▶ TEXT PASSAGE
╭──

Supports for migrant workers are generally offered by advocates and volunteers, and sometimes through a patchwork of ad-hoc government-funded programs, because they are not permanent residents and as such are ineligible for settlement services.

However, during the pandemic, there was growing public recognition of their contributions as essential workers and a new awareness of their vulnerabilities due to their precarious immigration status in Canada.

The new project — known as The Migrant Workers Support Services — and its office that opened Friday in the heart of Simcoe have been made possible with $5.7 million in funding from Employment and Social Development Canada. The money is meant to build a network of support in Ontario to ensure the workers’ health, safety and quality of life while living and working in this country.

The project, headed by TNO, brings together dozens of community and faith-based organizations, legal clinics, local networks and multicultural groups in Greater Sudbury, Kingston, Kitchener, Oshawa, Ottawa, Owen Sound, Simcoe, Thunder Bay, Toronto, Windsor and places in between.

“It’s a wraparound,” says Jennifer Rajasekar, TNO’s program manager, who oversees the project. “We learned during the COVID pandemic what the needs and gaps are. We can’t work in silos.”

Unlike typical settlement services that are available at locations with 9-to-5 hours, many of the programs and workshops here are offered in the evenings, after workers’ long workdays, and on weekends. Sometimes, they are delivered to where the workers are, or virtually via What’sApp.

╰──

▶ EXERCISE INSTRUCTIONS
A – Check each statement against the passage on migrant worker supports and say whether it agrees. Answer yes or no for each, quoting the deciding words of the passage.
(i) The new project's funding comes from Employment and Social Development Canada.
(ii) The project's programs and workshops are held only during 9-to-5 hours.
(iii) Migrant workers qualify for settlement services.
B – Duplicate part of the passage on migrant worker supports word for word. Begin at the words "The new project" and stop after "in this country.".
C – Go on with the passage on migrant worker supports, picking up after its last sentence.

▶ SOURCE DATA
╭──

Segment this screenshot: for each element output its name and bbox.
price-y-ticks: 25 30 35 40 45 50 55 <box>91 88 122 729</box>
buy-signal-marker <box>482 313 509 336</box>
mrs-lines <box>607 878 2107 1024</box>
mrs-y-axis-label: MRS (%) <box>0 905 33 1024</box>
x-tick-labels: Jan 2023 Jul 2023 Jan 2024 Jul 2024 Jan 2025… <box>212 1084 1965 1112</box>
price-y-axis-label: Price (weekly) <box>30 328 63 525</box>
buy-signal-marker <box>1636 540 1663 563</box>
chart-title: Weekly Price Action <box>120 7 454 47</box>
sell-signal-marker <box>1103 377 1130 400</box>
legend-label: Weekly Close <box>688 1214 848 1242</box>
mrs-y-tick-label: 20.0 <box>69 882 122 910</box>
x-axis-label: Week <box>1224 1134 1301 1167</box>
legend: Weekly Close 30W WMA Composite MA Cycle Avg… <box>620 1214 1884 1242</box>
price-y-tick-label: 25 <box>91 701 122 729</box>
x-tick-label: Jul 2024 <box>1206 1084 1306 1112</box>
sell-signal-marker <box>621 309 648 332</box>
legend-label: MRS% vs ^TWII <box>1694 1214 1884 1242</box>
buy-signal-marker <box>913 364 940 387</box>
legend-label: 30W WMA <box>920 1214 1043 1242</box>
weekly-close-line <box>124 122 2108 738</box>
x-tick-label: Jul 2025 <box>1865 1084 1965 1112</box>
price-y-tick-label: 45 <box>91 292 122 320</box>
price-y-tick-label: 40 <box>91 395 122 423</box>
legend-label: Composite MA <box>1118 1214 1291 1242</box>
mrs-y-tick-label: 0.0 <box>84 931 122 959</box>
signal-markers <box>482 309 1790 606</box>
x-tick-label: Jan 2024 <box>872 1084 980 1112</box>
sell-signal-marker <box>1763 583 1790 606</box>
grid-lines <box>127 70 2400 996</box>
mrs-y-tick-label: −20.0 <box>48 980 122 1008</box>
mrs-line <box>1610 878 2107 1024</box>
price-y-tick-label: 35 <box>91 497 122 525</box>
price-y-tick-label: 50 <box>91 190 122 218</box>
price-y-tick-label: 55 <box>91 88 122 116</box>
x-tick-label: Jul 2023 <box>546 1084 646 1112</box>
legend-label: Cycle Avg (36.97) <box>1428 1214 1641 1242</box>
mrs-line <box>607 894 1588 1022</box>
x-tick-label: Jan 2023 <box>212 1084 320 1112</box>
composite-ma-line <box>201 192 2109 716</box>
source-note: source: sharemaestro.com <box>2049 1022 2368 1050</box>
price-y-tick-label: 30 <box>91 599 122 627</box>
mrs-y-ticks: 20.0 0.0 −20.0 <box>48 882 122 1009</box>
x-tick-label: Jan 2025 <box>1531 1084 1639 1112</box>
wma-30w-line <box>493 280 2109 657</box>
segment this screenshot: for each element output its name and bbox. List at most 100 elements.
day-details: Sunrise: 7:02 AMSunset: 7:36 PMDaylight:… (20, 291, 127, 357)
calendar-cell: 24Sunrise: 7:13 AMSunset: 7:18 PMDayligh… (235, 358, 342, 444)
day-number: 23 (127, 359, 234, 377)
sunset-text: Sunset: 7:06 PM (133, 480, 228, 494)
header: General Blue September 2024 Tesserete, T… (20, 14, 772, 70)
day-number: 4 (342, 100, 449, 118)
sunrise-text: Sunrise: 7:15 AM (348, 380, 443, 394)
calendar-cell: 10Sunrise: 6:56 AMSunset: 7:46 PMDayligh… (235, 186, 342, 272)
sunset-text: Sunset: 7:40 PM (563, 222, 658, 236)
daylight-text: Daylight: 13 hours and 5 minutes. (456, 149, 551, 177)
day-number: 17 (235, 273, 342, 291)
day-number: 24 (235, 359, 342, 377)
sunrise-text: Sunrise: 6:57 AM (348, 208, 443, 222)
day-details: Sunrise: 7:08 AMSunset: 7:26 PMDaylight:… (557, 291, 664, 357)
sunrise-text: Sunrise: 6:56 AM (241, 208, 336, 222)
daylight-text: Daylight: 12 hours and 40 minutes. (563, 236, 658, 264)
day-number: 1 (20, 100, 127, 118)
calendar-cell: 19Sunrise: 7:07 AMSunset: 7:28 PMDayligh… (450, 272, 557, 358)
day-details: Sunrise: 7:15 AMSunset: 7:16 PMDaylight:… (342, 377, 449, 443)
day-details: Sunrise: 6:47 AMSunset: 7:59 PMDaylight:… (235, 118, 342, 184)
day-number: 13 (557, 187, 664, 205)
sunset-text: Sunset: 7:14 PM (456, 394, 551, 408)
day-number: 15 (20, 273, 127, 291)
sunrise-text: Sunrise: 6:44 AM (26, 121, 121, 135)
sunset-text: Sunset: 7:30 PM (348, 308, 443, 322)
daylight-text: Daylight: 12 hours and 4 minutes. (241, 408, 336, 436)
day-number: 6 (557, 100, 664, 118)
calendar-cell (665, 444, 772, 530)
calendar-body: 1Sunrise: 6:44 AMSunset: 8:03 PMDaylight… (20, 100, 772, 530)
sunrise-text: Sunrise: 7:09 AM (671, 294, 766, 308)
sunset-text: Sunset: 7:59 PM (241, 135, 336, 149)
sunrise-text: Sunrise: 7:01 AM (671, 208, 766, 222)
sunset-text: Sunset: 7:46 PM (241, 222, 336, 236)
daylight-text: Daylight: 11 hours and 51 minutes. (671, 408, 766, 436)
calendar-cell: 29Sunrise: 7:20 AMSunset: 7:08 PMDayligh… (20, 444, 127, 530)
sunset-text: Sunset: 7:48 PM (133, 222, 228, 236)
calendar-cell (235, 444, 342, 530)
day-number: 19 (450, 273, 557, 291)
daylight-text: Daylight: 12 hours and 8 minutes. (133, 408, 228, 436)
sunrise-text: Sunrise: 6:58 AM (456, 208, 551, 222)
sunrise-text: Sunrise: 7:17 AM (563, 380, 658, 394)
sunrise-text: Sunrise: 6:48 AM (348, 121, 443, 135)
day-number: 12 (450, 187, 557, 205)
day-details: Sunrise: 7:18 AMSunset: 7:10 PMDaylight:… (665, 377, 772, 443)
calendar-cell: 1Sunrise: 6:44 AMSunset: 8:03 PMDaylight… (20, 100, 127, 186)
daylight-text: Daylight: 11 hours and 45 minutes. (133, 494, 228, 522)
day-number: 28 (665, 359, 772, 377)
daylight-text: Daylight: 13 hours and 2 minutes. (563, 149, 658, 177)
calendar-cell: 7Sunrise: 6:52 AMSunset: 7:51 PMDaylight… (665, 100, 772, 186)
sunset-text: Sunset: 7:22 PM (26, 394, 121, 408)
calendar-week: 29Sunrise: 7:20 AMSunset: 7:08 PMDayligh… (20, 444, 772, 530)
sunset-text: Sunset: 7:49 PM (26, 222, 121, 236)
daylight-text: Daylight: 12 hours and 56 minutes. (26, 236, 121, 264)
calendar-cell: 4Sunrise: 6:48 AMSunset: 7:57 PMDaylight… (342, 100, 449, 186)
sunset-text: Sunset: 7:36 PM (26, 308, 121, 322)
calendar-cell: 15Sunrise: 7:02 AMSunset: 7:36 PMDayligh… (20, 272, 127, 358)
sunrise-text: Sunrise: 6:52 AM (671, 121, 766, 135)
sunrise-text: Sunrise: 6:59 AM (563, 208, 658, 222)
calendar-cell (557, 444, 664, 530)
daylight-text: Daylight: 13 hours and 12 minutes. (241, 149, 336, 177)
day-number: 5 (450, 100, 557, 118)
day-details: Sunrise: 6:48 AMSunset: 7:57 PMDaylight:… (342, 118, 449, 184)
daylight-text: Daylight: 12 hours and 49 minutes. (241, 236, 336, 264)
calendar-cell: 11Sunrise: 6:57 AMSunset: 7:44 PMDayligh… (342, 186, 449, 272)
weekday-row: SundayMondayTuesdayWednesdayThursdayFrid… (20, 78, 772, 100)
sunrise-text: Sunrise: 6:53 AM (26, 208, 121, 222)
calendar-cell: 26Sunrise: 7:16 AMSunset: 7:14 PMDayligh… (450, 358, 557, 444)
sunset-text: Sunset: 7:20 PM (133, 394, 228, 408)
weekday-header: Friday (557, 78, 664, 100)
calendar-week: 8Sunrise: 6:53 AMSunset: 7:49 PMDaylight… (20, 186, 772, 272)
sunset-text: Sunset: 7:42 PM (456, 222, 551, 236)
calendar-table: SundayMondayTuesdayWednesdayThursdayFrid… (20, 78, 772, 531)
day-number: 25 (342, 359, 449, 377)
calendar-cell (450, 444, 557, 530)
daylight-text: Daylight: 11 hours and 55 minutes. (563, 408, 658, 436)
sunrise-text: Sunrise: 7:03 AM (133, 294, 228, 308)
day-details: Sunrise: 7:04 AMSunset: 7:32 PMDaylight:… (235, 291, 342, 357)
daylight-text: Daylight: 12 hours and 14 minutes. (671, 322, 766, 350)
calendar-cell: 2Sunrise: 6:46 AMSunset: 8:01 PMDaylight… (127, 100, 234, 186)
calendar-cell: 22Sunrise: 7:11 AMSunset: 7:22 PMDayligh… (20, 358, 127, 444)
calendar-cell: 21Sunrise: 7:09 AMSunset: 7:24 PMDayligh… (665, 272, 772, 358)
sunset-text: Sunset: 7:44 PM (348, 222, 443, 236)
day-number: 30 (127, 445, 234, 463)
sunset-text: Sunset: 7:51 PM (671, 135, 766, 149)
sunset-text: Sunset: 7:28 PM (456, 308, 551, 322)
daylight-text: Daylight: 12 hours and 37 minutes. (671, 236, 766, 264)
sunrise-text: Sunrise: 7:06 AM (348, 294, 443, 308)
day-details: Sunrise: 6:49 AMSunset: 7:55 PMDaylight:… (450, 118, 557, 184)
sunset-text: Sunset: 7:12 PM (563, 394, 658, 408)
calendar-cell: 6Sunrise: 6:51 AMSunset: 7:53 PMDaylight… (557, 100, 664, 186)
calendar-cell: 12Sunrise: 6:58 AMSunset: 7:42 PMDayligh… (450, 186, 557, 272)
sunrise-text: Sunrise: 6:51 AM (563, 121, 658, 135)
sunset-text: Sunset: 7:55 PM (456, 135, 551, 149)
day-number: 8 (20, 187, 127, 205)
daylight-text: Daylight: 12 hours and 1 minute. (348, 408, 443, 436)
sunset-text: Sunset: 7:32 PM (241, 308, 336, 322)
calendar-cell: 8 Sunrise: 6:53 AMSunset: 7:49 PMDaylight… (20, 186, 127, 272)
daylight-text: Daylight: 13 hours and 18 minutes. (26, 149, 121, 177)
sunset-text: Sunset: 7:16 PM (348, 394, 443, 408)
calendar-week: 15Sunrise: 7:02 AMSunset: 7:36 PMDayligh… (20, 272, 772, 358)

╰──

▶ RESULTS IN ORDER
A –
(i) Yes: "made possible with $5.7 million in funding from Employment and Social Development Canada"
(ii) No: "many of the programs and workshops here are offered in the evenings, after workers’ long workdays, and on weekends"
(iii) No: "because they are not permanent residents and as such are ineligible for settlement services"

B –
The new project — known as The Migrant Workers Support Services — and its office that opened Friday in the heart of Simcoe have been made possible with $5.7 million in funding from Employment and Social Development Canada. The money is meant to build a network of support in Ontario to ensure the workers’ health, safety and quality of life while living and working in this country.

C –
But first, the team of multilingual outreach workers have to be able to locate the workers in the first place and start to build a rapport with them.

“Reaching them is the hard part,” says Daniel Quesada-Rebolledo, a program co-ordinator and outreach worker. “Sometimes, you reach out to one of these community groups, they tell you right away where they are. Other times, that can be challenging. Someone tells you about this apartment building where they live and you’re outside waiting, suddenly 40 Mexican or Thai workers come off the bus.

“Another part is how do you build that relationship? You just have a random person walking up to these folks at a grocery store or at a restaurant or whatever it is. You have maybe a two-minute window to tell them who you are.”

But the majority of migrant workers are receptive to the offer and many come with questions about the services available, how to access an income tax clinic, how to do daily banking and navigate the health system, about Canada Pension Plan and parental benefits.

Information workshops and one-on-one counselling are held in various languages, along with regular recreational activities such as an upcoming soccer tournament in August and a planned dominoes night in the works.

Father Enrique Martinez says the Huron Farmworkers Ministry is grateful to be a partner in the project. It allows the church community to expand the work its congregation has already been doing since the middle of the pandemic.

“We try to open a space for the workers to come here not only for supper, but we want to offer some relief for their mental health,” says Martinez. “Faith is hugely important for the workers, especially those who are Spanish-speaking. We’d pray together.

“They are in Canada away from their families and it really damages their mental health.”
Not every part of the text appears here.